## What is required
All of the data below should be written out exactly.

## Extracted records
---+---

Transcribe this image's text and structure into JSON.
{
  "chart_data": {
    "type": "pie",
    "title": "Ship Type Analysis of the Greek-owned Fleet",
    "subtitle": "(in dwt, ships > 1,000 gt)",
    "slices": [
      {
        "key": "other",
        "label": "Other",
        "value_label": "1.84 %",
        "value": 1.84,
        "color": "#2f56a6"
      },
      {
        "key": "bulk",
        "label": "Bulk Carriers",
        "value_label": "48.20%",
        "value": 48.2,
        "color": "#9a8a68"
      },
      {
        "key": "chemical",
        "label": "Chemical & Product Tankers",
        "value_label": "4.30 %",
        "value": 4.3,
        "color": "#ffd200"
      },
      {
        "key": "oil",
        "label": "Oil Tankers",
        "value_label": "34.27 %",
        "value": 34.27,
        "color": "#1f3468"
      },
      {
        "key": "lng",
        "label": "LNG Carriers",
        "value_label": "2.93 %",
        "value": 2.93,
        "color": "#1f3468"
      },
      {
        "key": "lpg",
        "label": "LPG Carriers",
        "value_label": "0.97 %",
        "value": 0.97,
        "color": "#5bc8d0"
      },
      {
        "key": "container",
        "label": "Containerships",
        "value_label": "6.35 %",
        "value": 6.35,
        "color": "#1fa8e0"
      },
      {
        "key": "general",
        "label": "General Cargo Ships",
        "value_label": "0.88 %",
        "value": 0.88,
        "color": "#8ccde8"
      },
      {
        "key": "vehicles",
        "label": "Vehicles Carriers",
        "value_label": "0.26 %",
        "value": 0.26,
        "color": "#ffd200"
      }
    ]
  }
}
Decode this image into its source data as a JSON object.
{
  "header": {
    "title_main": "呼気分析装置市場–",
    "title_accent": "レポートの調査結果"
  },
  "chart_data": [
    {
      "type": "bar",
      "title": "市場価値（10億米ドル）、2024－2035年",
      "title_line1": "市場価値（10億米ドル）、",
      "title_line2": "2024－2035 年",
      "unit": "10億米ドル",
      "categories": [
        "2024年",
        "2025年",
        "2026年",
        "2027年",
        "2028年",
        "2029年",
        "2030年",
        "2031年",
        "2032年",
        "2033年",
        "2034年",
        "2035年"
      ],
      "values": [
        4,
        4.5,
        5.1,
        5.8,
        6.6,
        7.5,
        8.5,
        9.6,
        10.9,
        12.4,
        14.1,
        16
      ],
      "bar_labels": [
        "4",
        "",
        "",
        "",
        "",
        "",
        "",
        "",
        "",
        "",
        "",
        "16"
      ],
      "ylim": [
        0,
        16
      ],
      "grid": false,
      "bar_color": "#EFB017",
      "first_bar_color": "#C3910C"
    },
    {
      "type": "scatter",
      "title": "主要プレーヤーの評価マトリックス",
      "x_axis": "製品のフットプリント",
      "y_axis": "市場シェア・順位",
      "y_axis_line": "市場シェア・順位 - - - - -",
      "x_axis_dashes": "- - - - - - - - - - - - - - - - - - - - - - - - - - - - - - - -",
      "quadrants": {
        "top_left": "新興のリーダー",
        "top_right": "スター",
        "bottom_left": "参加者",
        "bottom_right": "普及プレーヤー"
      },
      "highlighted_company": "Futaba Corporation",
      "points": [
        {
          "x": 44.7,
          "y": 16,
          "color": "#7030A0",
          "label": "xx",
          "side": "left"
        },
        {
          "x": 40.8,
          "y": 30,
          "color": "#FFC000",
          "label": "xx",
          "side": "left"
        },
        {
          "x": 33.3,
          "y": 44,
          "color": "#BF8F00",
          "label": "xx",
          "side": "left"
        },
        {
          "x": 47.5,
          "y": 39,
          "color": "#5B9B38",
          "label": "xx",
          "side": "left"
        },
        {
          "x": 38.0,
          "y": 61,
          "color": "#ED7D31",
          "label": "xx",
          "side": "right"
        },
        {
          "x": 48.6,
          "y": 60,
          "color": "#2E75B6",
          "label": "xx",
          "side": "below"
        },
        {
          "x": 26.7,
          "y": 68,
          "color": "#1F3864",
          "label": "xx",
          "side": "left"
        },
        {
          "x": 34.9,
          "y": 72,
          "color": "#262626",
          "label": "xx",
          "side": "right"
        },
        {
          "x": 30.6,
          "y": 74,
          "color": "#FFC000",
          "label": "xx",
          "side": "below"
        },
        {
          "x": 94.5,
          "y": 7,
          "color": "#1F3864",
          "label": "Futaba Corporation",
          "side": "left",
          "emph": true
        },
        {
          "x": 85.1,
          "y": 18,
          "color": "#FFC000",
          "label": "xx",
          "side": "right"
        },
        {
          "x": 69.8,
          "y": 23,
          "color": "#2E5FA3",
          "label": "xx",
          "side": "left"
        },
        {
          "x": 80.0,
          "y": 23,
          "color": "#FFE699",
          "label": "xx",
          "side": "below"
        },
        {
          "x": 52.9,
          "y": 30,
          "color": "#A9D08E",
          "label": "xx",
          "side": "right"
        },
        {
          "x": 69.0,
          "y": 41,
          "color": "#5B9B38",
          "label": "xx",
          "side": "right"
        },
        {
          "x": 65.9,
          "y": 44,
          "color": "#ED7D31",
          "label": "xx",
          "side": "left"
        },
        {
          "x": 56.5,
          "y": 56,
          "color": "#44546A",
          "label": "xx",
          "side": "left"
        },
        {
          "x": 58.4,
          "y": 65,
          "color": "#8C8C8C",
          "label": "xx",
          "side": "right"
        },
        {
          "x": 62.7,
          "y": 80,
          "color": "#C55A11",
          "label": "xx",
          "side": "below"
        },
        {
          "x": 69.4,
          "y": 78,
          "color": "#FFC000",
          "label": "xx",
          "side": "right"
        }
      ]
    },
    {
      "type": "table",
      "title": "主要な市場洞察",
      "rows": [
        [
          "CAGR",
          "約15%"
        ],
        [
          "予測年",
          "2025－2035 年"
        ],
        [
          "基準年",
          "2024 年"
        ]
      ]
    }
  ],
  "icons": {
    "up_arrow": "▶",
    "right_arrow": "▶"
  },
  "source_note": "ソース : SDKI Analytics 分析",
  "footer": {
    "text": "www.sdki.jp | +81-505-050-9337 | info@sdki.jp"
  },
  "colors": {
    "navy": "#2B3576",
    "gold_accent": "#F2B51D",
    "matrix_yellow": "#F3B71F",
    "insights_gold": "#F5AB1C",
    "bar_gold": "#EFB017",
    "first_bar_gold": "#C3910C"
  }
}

---+---

## Full solution
Transcribe this image's text and structure into JSON.
{
  "chart_data": {
    "type": "pie",
    "title": "Ship Type Analysis of the Greek-owned Fleet",
    "subtitle": "(in dwt, ships > 1,000 gt)",
    "slices": [
      {
        "key": "other",
        "label": "Other",
        "value_label": "1.84 %",
        "value": 1.84,
        "color": "#2f56a6"
      },
      {
        "key": "bulk",
        "label": "Bulk Carriers",
        "value_label": "48.20%",
        "value": 48.2,
        "color": "#9a8a68"
      },
      {
        "key": "chemical",
        "label": "Chemical & Product Tankers",
        "value_label": "4.30 %",
        "value": 4.3,
        "color": "#ffd200"
      },
      {
        "key": "oil",
        "label": "Oil Tankers",
        "value_label": "34.27 %",
        "value": 34.27,
        "color": "#1f3468"
      },
      {
        "key": "lng",
        "label": "LNG Carriers",
        "value_label": "2.93 %",
        "value": 2.93,
        "color": "#1f3468"
      },
      {
        "key": "lpg",
        "label": "LPG Carriers",
        "value_label": "0.97 %",
        "value": 0.97,
        "color": "#5bc8d0"
      },
      {
        "key": "container",
        "label": "Containerships",
        "value_label": "6.35 %",
        "value": 6.35,
        "color": "#1fa8e0"
      },
      {
        "key": "general",
        "label": "General Cargo Ships",
        "value_label": "0.88 %",
        "value": 0.88,
        "color": "#8ccde8"
      },
      {
        "key": "vehicles",
        "label": "Vehicles Carriers",
        "value_label": "0.26 %",
        "value": 0.26,
        "color": "#ffd200"
      }
    ]
  }
}
Decode this image into its source data as a JSON object.
{
  "header": {
    "title_main": "呼気分析装置市場–",
    "title_accent": "レポートの調査結果"
  },
  "chart_data": [
    {
      "type": "bar",
      "title": "市場価値（10億米ドル）、2024－2035年",
      "title_line1": "市場価値（10億米ドル）、",
      "title_line2": "2024－2035 年",
      "unit": "10億米ドル",
      "categories": [
        "2024年",
        "2025年",
        "2026年",
        "2027年",
        "2028年",
        "2029年",
        "2030年",
        "2031年",
        "2032年",
        "2033年",
        "2034年",
        "2035年"
      ],
      "values": [
        4,
        4.5,
        5.1,
        5.8,
        6.6,
        7.5,
        8.5,
        9.6,
        10.9,
        12.4,
        14.1,
        16
      ],
      "bar_labels": [
        "4",
        "",
        "",
        "",
        "",
        "",
        "",
        "",
        "",
        "",
        "",
        "16"
      ],
      "ylim": [
        0,
        16
      ],
      "grid": false,
      "bar_color": "#EFB017",
      "first_bar_color": "#C3910C"
    },
    {
      "type": "scatter",
      "title": "主要プレーヤーの評価マトリックス",
      "x_axis": "製品のフットプリント",
      "y_axis": "市場シェア・順位",
      "y_axis_line": "市場シェア・順位 - - - - -",
      "x_axis_dashes": "- - - - - - - - - - - - - - - - - - - - - - - - - - - - - - - -",
      "quadrants": {
        "top_left": "新興のリーダー",
        "top_right": "スター",
        "bottom_left": "参加者",
        "bottom_right": "普及プレーヤー"
      },
      "highlighted_company": "Futaba Corporation",
      "points": [
        {
          "x": 44.7,
          "y": 16,
          "color": "#7030A0",
          "label": "xx",
          "side": "left"
        },
        {
          "x": 40.8,
          "y": 30,
          "color": "#FFC000",
          "label": "xx",
          "side": "left"
        },
        {
          "x": 33.3,
          "y": 44,
          "color": "#BF8F00",
          "label": "xx",
          "side": "left"
        },
        {
          "x": 47.5,
          "y": 39,
          "color": "#5B9B38",
          "label": "xx",
          "side": "left"
        },
        {
          "x": 38.0,
          "y": 61,
          "color": "#ED7D31",
          "label": "xx",
          "side": "right"
        },
        {
          "x": 48.6,
          "y": 60,
          "color": "#2E75B6",
          "label": "xx",
          "side": "below"
        },
        {
          "x": 26.7,
          "y": 68,
          "color": "#1F3864",
          "label": "xx",
          "side": "left"
        },
        {
          "x": 34.9,
          "y": 72,
          "color": "#262626",
          "label": "xx",
          "side": "right"
        },
        {
          "x": 30.6,
          "y": 74,
          "color": "#FFC000",
          "label": "xx",
          "side": "below"
        },
        {
          "x": 94.5,
          "y": 7,
          "color": "#1F3864",
          "label": "Futaba Corporation",
          "side": "left",
          "emph": true
        },
        {
          "x": 85.1,
          "y": 18,
          "color": "#FFC000",
          "label": "xx",
          "side": "right"
        },
        {
          "x": 69.8,
          "y": 23,
          "color": "#2E5FA3",
          "label": "xx",
          "side": "left"
        },
        {
          "x": 80.0,
          "y": 23,
          "color": "#FFE699",
          "label": "xx",
          "side": "below"
        },
        {
          "x": 52.9,
          "y": 30,
          "color": "#A9D08E",
          "label": "xx",
          "side": "right"
        },
        {
          "x": 69.0,
          "y": 41,
          "color": "#5B9B38",
          "label": "xx",
          "side": "right"
        },
        {
          "x": 65.9,
          "y": 44,
          "color": "#ED7D31",
          "label": "xx",
          "side": "left"
        },
        {
          "x": 56.5,
          "y": 56,
          "color": "#44546A",
          "label": "xx",
          "side": "left"
        },
        {
          "x": 58.4,
          "y": 65,
          "color": "#8C8C8C",
          "label": "xx",
          "side": "right"
        },
        {
          "x": 62.7,
          "y": 80,
          "color": "#C55A11",
          "label": "xx",
          "side": "below"
        },
        {
          "x": 69.4,
          "y": 78,
          "color": "#FFC000",
          "label": "xx",
          "side": "right"
        }
      ]
    },
    {
      "type": "table",
      "title": "主要な市場洞察",
      "rows": [
        [
          "CAGR",
          "約15%"
        ],
        [
          "予測年",
          "2025－2035 年"
        ],
        [
          "基準年",
          "2024 年"
        ]
      ]
    }
  ],
  "icons": {
    "up_arrow": "▶",
    "right_arrow": "▶"
  },
  "source_note": "ソース : SDKI Analytics 分析",
  "footer": {
    "text": "www.sdki.jp | +81-505-050-9337 | info@sdki.jp"
  },
  "colors": {
    "navy": "#2B3576",
    "gold_accent": "#F2B51D",
    "matrix_yellow": "#F3B71F",
    "insights_gold": "#F5AB1C",
    "bar_gold": "#EFB017",
    "first_bar_gold": "#C3910C"
  }
}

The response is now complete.